• **SET TASK**
Below are some entries. Output each one exactly as it appears.

Collected data
================

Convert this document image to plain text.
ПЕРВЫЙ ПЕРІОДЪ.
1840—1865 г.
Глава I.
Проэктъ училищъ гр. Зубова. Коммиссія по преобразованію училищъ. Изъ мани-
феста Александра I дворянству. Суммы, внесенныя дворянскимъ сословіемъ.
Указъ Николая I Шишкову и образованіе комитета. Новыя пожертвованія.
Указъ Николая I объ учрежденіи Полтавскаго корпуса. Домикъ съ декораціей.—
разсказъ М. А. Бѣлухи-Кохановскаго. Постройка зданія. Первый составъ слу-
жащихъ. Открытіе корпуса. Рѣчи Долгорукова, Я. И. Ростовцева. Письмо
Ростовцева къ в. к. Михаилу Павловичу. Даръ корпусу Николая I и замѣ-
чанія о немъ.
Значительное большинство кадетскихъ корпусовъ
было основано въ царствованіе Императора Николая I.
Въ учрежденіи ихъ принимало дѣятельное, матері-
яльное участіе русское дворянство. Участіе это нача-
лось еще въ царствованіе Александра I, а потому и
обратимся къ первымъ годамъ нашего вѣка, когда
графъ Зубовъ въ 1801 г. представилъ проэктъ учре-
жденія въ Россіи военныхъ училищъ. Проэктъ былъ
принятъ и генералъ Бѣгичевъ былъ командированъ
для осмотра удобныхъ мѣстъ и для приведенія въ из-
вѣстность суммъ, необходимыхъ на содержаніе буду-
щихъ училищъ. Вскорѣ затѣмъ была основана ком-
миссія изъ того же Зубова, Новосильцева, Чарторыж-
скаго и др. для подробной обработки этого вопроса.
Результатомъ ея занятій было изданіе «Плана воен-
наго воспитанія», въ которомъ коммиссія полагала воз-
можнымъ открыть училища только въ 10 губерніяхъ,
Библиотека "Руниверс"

================

• **OUTPUT BELOW**
Convert this document image to plain text.
ПЕРВЫЙ ПЕРІОДЪ.
1840—1865 г.
Глава I.
Проэктъ училищъ гр. Зубова. Коммиссія по преобразованію училищъ. Изъ мани-
феста Александра I дворянству. Суммы, внесенныя дворянскимъ сословіемъ.
Указъ Николая I Шишкову и образованіе комитета. Новыя пожертвованія.
Указъ Николая I объ учрежденіи Полтавскаго корпуса. Домикъ съ декораціей.—
разсказъ М. А. Бѣлухи-Кохановскаго. Постройка зданія. Первый составъ слу-
жащихъ. Открытіе корпуса. Рѣчи Долгорукова, Я. И. Ростовцева. Письмо
Ростовцева къ в. к. Михаилу Павловичу. Даръ корпусу Николая I и замѣ-
чанія о немъ.
Значительное большинство кадетскихъ корпусовъ
было основано въ царствованіе Императора Николая I.
Въ учрежденіи ихъ принимало дѣятельное, матері-
яльное участіе русское дворянство. Участіе это нача-
лось еще въ царствованіе Александра I, а потому и
обратимся къ первымъ годамъ нашего вѣка, когда
графъ Зубовъ въ 1801 г. представилъ проэктъ учре-
жденія въ Россіи военныхъ училищъ. Проэктъ былъ
принятъ и генералъ Бѣгичевъ былъ командированъ
для осмотра удобныхъ мѣстъ и для приведенія въ из-
вѣстность суммъ, необходимыхъ на содержаніе буду-
щихъ училищъ. Вскорѣ затѣмъ была основана ком-
миссія изъ того же Зубова, Новосильцева, Чарторыж-
скаго и др. для подробной обработки этого вопроса.
Результатомъ ея занятій было изданіе «Плана воен-
наго воспитанія», въ которомъ коммиссія полагала воз-
можнымъ открыть училища только въ 10 губерніяхъ,
Библиотека "Руниверс"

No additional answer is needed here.